Problem statement:
Omit every picture and write out the rest of the records exactly.

Rows:
###
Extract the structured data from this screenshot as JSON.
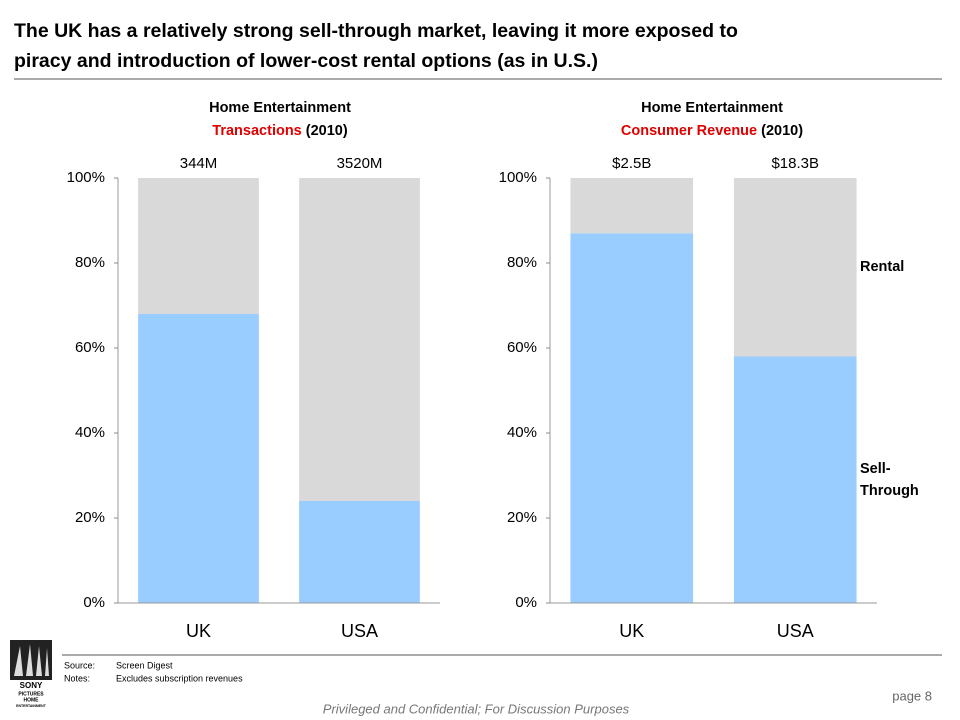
{
  "title": [
    "The UK has a relatively strong sell-through market, leaving it more exposed to",
    "piracy and introduction of lower-cost rental options (as in U.S.)"
  ],
  "chart_data": [
    {
      "type": "stacked_bar",
      "title": "Home Entertainment",
      "metric": "Transactions",
      "period": "(2010)",
      "categories": [
        "UK",
        "USA"
      ],
      "annotations": [
        "344M",
        "3520M"
      ],
      "series": [
        {
          "color": "#99ccff",
          "values": [
            68,
            24
          ]
        },
        {
          "color": "#d9d9d9",
          "values": [
            32,
            76
          ]
        }
      ],
      "ylim": [
        0,
        100
      ],
      "yticks": [
        {
          "value": 0,
          "label": "0%"
        },
        {
          "value": 20,
          "label": "20%"
        },
        {
          "value": 40,
          "label": "40%"
        },
        {
          "value": 60,
          "label": "60%"
        },
        {
          "value": 80,
          "label": "80%"
        },
        {
          "value": 100,
          "label": "100%"
        }
      ]
    },
    {
      "type": "stacked_bar",
      "title": "Home Entertainment",
      "metric": "Consumer Revenue",
      "period": "(2010)",
      "categories": [
        "UK",
        "USA"
      ],
      "annotations": [
        "$2.5B",
        "$18.3B"
      ],
      "series": [
        {
          "name": "Sell-Through",
          "color": "#99ccff",
          "values": [
            87,
            58
          ]
        },
        {
          "name": "Rental",
          "color": "#d9d9d9",
          "values": [
            13,
            42
          ]
        }
      ],
      "ylim": [
        0,
        100
      ],
      "legend": "right",
      "yticks": [
        {
          "value": 0,
          "label": "0%"
        },
        {
          "value": 20,
          "label": "20%"
        },
        {
          "value": 40,
          "label": "40%"
        },
        {
          "value": 60,
          "label": "60%"
        },
        {
          "value": 80,
          "label": "80%"
        },
        {
          "value": 100,
          "label": "100%"
        }
      ]
    }
  ],
  "footer": {
    "source_label": "Source:",
    "source": "Screen Digest",
    "notes_label": "Notes:",
    "notes": "Excludes subscription revenues",
    "confidential": "Privileged and Confidential; For Discussion Purposes",
    "page": "page 8"
  },
  "logo": [
    "SONY",
    "PICTURES",
    "HOME",
    "ENTERTAINMENT"
  ]
}
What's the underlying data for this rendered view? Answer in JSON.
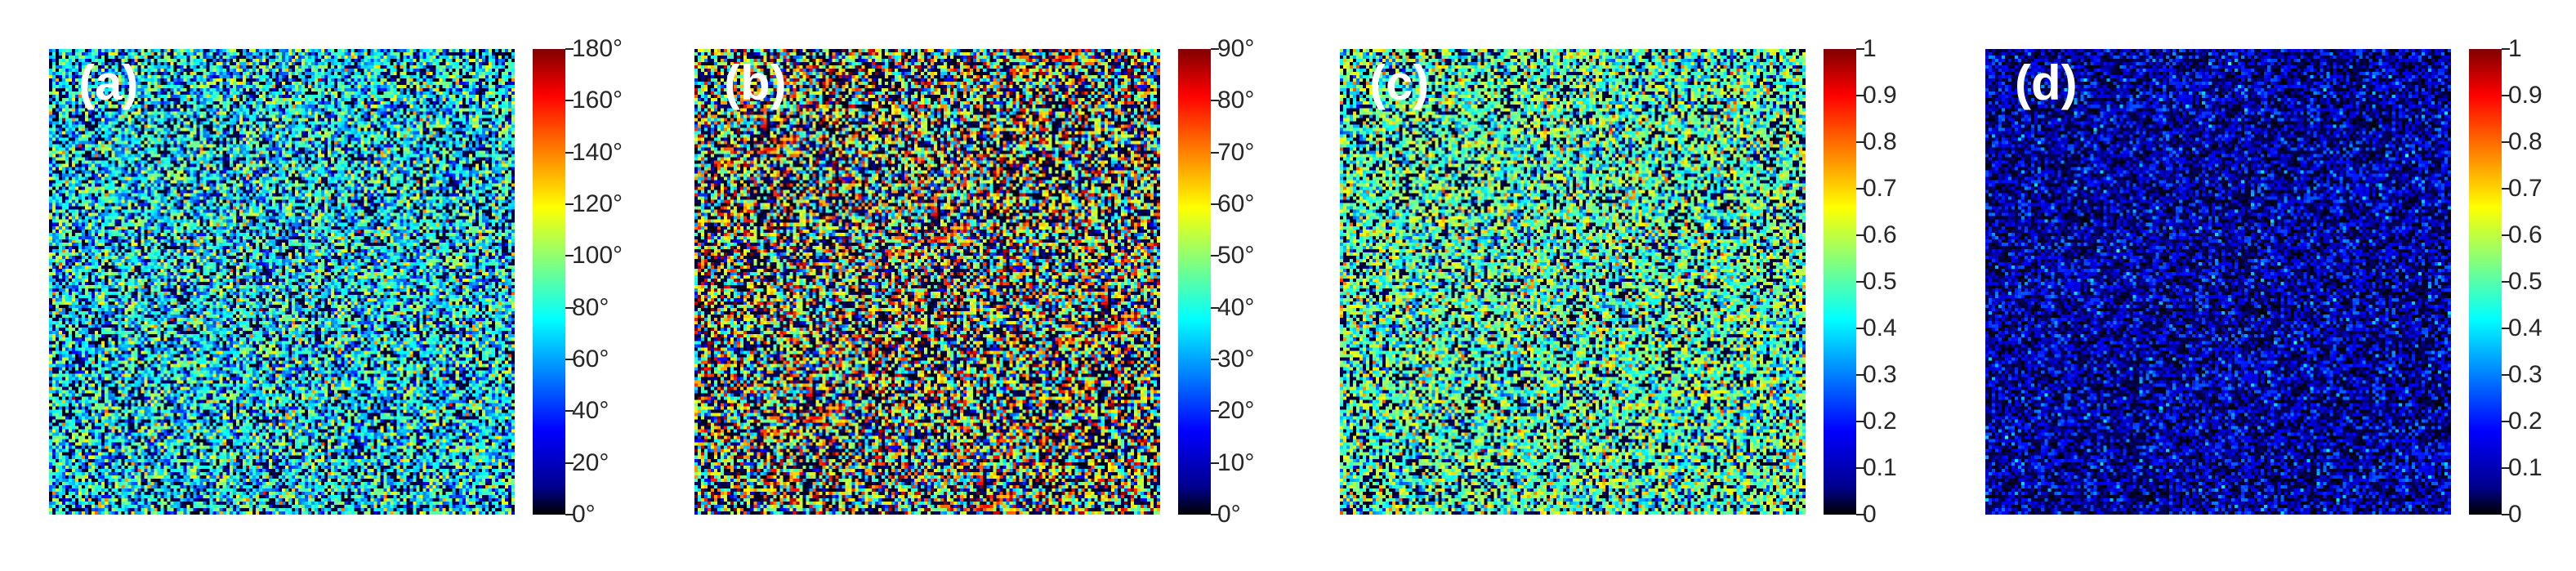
{
  "chart_data": [
    {
      "type": "heatmap",
      "panel_label": "(a)",
      "colormap": "jet",
      "clim": [
        0,
        180
      ],
      "colorbar_ticks": [
        "0°",
        "20°",
        "40°",
        "60°",
        "80°",
        "100°",
        "120°",
        "140°",
        "160°",
        "180°"
      ],
      "colorbar_tick_values": [
        0,
        20,
        40,
        60,
        80,
        100,
        120,
        140,
        160,
        180
      ],
      "value_distribution": "noise, mostly 40°–110°, with black gaps and sparse orange/red"
    },
    {
      "type": "heatmap",
      "panel_label": "(b)",
      "colormap": "jet",
      "clim": [
        0,
        90
      ],
      "colorbar_ticks": [
        "0°",
        "10°",
        "20°",
        "30°",
        "40°",
        "50°",
        "60°",
        "70°",
        "80°",
        "90°"
      ],
      "colorbar_tick_values": [
        0,
        10,
        20,
        30,
        40,
        50,
        60,
        70,
        80,
        90
      ],
      "value_distribution": "noise across full range, many red/orange and black pixels"
    },
    {
      "type": "heatmap",
      "panel_label": "(c)",
      "colormap": "jet",
      "clim": [
        0,
        1
      ],
      "colorbar_ticks": [
        "0",
        "0.1",
        "0.2",
        "0.3",
        "0.4",
        "0.5",
        "0.6",
        "0.7",
        "0.8",
        "0.9",
        "1"
      ],
      "colorbar_tick_values": [
        0,
        0.1,
        0.2,
        0.3,
        0.4,
        0.5,
        0.6,
        0.7,
        0.8,
        0.9,
        1
      ],
      "value_distribution": "noise mostly 0.3–0.7 (cyan/green/yellow) with black gaps"
    },
    {
      "type": "heatmap",
      "panel_label": "(d)",
      "colormap": "jet",
      "clim": [
        0,
        1
      ],
      "colorbar_ticks": [
        "0",
        "0.1",
        "0.2",
        "0.3",
        "0.4",
        "0.5",
        "0.6",
        "0.7",
        "0.8",
        "0.9",
        "1"
      ],
      "colorbar_tick_values": [
        0,
        0.1,
        0.2,
        0.3,
        0.4,
        0.5,
        0.6,
        0.7,
        0.8,
        0.9,
        1
      ],
      "value_distribution": "noise mostly 0–0.25 (black/dark blue) with sparse cyan"
    }
  ]
}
###
Right answer:
Extract the structured data from this screenshot as JSON.
{
  "title": [
    "The UK has a relatively strong sell-through market, leaving it more exposed to",
    "piracy and introduction of lower-cost rental options (as in U.S.)"
  ],
  "chart_data": [
    {
      "type": "stacked_bar",
      "title": "Home Entertainment",
      "metric": "Transactions",
      "period": "(2010)",
      "categories": [
        "UK",
        "USA"
      ],
      "annotations": [
        "344M",
        "3520M"
      ],
      "series": [
        {
          "color": "#99ccff",
          "values": [
            68,
            24
          ]
        },
        {
          "color": "#d9d9d9",
          "values": [
            32,
            76
          ]
        }
      ],
      "ylim": [
        0,
        100
      ],
      "yticks": [
        {
          "value": 0,
          "label": "0%"
        },
        {
          "value": 20,
          "label": "20%"
        },
        {
          "value": 40,
          "label": "40%"
        },
        {
          "value": 60,
          "label": "60%"
        },
        {
          "value": 80,
          "label": "80%"
        },
        {
          "value": 100,
          "label": "100%"
        }
      ]
    },
    {
      "type": "stacked_bar",
      "title": "Home Entertainment",
      "metric": "Consumer Revenue",
      "period": "(2010)",
      "categories": [
        "UK",
        "USA"
      ],
      "annotations": [
        "$2.5B",
        "$18.3B"
      ],
      "series": [
        {
          "name": "Sell-Through",
          "color": "#99ccff",
          "values": [
            87,
            58
          ]
        },
        {
          "name": "Rental",
          "color": "#d9d9d9",
          "values": [
            13,
            42
          ]
        }
      ],
      "ylim": [
        0,
        100
      ],
      "legend": "right",
      "yticks": [
        {
          "value": 0,
          "label": "0%"
        },
        {
          "value": 20,
          "label": "20%"
        },
        {
          "value": 40,
          "label": "40%"
        },
        {
          "value": 60,
          "label": "60%"
        },
        {
          "value": 80,
          "label": "80%"
        },
        {
          "value": 100,
          "label": "100%"
        }
      ]
    }
  ],
  "footer": {
    "source_label": "Source:",
    "source": "Screen Digest",
    "notes_label": "Notes:",
    "notes": "Excludes subscription revenues",
    "confidential": "Privileged and Confidential; For Discussion Purposes",
    "page": "page 8"
  },
  "logo": [
    "SONY",
    "PICTURES",
    "HOME",
    "ENTERTAINMENT"
  ]
}
What's the underlying data for this rendered view? Answer in JSON.
{
  "chart_data": [
    {
      "type": "heatmap",
      "panel_label": "(a)",
      "colormap": "jet",
      "clim": [
        0,
        180
      ],
      "colorbar_ticks": [
        "0°",
        "20°",
        "40°",
        "60°",
        "80°",
        "100°",
        "120°",
        "140°",
        "160°",
        "180°"
      ],
      "colorbar_tick_values": [
        0,
        20,
        40,
        60,
        80,
        100,
        120,
        140,
        160,
        180
      ],
      "value_distribution": "noise, mostly 40°–110°, with black gaps and sparse orange/red"
    },
    {
      "type": "heatmap",
      "panel_label": "(b)",
      "colormap": "jet",
      "clim": [
        0,
        90
      ],
      "colorbar_ticks": [
        "0°",
        "10°",
        "20°",
        "30°",
        "40°",
        "50°",
        "60°",
        "70°",
        "80°",
        "90°"
      ],
      "colorbar_tick_values": [
        0,
        10,
        20,
        30,
        40,
        50,
        60,
        70,
        80,
        90
      ],
      "value_distribution": "noise across full range, many red/orange and black pixels"
    },
    {
      "type": "heatmap",
      "panel_label": "(c)",
      "colormap": "jet",
      "clim": [
        0,
        1
      ],
      "colorbar_ticks": [
        "0",
        "0.1",
        "0.2",
        "0.3",
        "0.4",
        "0.5",
        "0.6",
        "0.7",
        "0.8",
        "0.9",
        "1"
      ],
      "colorbar_tick_values": [
        0,
        0.1,
        0.2,
        0.3,
        0.4,
        0.5,
        0.6,
        0.7,
        0.8,
        0.9,
        1
      ],
      "value_distribution": "noise mostly 0.3–0.7 (cyan/green/yellow) with black gaps"
    },
    {
      "type": "heatmap",
      "panel_label": "(d)",
      "colormap": "jet",
      "clim": [
        0,
        1
      ],
      "colorbar_ticks": [
        "0",
        "0.1",
        "0.2",
        "0.3",
        "0.4",
        "0.5",
        "0.6",
        "0.7",
        "0.8",
        "0.9",
        "1"
      ],
      "colorbar_tick_values": [
        0,
        0.1,
        0.2,
        0.3,
        0.4,
        0.5,
        0.6,
        0.7,
        0.8,
        0.9,
        1
      ],
      "value_distribution": "noise mostly 0–0.25 (black/dark blue) with sparse cyan"
    }
  ]
}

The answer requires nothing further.